• WHAT THE EXERCISE ASKS:
Select, from the data, each line where "content" occurs.

----

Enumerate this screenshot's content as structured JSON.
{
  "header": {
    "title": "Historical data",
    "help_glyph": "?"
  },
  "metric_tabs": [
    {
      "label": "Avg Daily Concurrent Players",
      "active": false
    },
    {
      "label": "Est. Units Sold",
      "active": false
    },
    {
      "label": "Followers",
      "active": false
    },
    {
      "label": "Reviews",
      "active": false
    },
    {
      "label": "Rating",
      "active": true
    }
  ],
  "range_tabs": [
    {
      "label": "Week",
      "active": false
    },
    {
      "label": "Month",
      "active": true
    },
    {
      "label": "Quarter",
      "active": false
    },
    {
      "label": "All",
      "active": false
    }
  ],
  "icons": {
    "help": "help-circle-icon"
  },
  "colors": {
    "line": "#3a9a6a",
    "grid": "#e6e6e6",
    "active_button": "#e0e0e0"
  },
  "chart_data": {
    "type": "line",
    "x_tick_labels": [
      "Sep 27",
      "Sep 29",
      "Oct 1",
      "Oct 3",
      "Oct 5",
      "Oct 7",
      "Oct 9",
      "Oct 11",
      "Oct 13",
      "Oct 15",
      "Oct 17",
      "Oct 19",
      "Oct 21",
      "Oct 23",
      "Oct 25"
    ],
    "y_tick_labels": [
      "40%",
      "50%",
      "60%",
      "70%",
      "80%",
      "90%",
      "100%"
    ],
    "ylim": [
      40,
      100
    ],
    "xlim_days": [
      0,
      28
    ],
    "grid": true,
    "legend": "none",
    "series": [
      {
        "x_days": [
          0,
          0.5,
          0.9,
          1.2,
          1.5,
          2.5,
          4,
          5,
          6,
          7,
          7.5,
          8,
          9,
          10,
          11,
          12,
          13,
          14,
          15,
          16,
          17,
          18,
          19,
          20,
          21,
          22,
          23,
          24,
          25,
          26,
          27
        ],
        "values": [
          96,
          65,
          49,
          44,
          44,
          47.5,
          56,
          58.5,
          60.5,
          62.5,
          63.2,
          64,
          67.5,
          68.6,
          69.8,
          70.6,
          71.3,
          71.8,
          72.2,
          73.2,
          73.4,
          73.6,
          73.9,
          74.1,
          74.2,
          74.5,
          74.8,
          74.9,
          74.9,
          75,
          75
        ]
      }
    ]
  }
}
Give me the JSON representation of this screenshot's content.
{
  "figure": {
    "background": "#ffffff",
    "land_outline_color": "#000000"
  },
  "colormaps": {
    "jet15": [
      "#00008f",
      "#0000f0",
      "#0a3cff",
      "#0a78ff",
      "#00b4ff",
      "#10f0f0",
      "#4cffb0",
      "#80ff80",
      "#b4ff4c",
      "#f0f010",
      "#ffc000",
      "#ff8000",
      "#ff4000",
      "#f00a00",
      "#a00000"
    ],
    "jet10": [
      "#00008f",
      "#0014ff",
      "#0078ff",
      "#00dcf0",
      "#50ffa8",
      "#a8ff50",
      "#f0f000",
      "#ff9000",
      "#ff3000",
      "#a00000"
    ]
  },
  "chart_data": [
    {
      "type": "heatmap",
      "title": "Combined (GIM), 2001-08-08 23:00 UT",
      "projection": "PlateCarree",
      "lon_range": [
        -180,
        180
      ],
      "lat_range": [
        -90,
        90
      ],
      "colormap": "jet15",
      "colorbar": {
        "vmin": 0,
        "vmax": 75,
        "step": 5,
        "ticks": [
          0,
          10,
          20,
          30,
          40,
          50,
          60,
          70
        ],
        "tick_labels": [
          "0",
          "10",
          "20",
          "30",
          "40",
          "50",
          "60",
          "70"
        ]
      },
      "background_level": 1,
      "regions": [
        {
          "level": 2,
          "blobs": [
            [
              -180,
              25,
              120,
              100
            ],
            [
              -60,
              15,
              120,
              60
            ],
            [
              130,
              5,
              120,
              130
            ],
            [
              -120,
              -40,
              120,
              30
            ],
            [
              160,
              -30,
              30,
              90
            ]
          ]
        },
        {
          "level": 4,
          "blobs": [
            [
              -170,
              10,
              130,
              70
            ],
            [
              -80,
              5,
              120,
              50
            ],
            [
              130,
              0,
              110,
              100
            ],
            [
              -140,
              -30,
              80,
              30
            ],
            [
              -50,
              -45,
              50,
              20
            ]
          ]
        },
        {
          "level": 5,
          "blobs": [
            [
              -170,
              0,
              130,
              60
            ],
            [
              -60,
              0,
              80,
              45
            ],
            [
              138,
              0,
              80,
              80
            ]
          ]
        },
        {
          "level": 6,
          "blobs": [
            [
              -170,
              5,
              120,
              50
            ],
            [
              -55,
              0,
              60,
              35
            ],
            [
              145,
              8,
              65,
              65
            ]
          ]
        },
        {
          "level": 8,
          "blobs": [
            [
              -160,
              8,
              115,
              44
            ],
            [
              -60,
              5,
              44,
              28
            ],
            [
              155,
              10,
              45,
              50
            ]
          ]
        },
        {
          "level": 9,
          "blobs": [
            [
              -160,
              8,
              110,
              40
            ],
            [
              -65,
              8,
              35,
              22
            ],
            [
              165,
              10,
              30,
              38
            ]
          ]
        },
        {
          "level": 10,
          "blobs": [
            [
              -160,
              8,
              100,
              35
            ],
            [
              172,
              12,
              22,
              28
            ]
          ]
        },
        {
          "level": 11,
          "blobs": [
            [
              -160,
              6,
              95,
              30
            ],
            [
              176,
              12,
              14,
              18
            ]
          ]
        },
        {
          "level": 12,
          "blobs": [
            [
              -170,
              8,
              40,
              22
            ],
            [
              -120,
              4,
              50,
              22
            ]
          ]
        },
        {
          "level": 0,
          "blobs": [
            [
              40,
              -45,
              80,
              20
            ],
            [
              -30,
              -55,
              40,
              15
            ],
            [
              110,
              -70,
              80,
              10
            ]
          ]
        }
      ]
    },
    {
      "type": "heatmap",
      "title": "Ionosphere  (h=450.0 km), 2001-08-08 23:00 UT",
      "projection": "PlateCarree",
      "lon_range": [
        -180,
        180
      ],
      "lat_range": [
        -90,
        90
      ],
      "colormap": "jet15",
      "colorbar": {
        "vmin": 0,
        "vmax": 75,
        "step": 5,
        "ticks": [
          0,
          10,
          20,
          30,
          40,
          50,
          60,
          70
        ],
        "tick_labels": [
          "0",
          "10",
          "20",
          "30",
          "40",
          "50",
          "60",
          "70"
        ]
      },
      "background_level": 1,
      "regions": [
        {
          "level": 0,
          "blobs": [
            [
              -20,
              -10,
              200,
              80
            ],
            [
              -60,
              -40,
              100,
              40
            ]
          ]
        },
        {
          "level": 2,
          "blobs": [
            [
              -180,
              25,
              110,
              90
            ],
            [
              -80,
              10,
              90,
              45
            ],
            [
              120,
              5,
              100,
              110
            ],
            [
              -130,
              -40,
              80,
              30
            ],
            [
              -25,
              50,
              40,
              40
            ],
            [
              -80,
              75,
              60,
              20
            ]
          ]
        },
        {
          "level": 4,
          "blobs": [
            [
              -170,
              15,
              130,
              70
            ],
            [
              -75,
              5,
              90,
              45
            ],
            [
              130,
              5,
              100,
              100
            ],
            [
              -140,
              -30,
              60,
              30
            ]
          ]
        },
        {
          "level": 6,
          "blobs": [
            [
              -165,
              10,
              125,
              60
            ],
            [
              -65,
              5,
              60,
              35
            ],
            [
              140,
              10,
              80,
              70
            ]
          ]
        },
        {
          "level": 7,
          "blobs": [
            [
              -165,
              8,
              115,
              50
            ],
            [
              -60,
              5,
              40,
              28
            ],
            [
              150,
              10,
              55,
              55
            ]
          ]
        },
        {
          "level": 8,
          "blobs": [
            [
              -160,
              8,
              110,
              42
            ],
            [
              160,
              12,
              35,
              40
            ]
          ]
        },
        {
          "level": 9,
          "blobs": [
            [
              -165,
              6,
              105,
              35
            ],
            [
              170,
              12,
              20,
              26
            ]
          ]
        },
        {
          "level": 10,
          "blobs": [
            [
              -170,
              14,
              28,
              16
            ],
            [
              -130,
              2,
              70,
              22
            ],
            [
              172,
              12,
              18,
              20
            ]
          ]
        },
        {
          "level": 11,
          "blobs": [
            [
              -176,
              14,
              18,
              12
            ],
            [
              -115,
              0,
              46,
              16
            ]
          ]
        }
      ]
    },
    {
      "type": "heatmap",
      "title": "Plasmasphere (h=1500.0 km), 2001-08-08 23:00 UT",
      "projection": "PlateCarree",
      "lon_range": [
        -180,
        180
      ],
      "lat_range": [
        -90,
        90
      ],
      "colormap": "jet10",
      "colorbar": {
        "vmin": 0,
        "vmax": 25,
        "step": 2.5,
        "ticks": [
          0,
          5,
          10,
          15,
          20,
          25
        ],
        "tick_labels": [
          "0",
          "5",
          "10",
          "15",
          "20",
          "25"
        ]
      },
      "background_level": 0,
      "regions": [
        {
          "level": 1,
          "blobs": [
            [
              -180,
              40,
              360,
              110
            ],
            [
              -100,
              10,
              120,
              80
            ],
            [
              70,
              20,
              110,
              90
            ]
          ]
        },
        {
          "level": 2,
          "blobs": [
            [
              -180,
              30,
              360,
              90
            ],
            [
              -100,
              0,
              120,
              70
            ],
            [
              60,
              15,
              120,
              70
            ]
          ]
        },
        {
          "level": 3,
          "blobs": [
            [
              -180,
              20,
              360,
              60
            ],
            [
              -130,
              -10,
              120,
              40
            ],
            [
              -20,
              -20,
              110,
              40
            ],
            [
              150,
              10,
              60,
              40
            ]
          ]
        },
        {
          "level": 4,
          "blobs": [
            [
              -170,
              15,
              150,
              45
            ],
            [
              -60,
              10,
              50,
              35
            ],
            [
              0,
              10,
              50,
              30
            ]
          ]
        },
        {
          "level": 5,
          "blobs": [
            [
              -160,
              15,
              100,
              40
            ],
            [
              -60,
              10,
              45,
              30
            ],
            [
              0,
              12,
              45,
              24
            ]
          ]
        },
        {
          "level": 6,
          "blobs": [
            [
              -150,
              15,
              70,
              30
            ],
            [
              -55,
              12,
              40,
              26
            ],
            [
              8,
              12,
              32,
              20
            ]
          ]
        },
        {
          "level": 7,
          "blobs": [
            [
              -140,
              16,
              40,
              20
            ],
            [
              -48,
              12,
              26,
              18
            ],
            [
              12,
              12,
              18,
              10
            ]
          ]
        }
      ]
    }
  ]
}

----

• ANSWER FOR THIS EXERCISE:
Enumerate this screenshot's content as structured JSON.
Give me the JSON representation of this screenshot's content.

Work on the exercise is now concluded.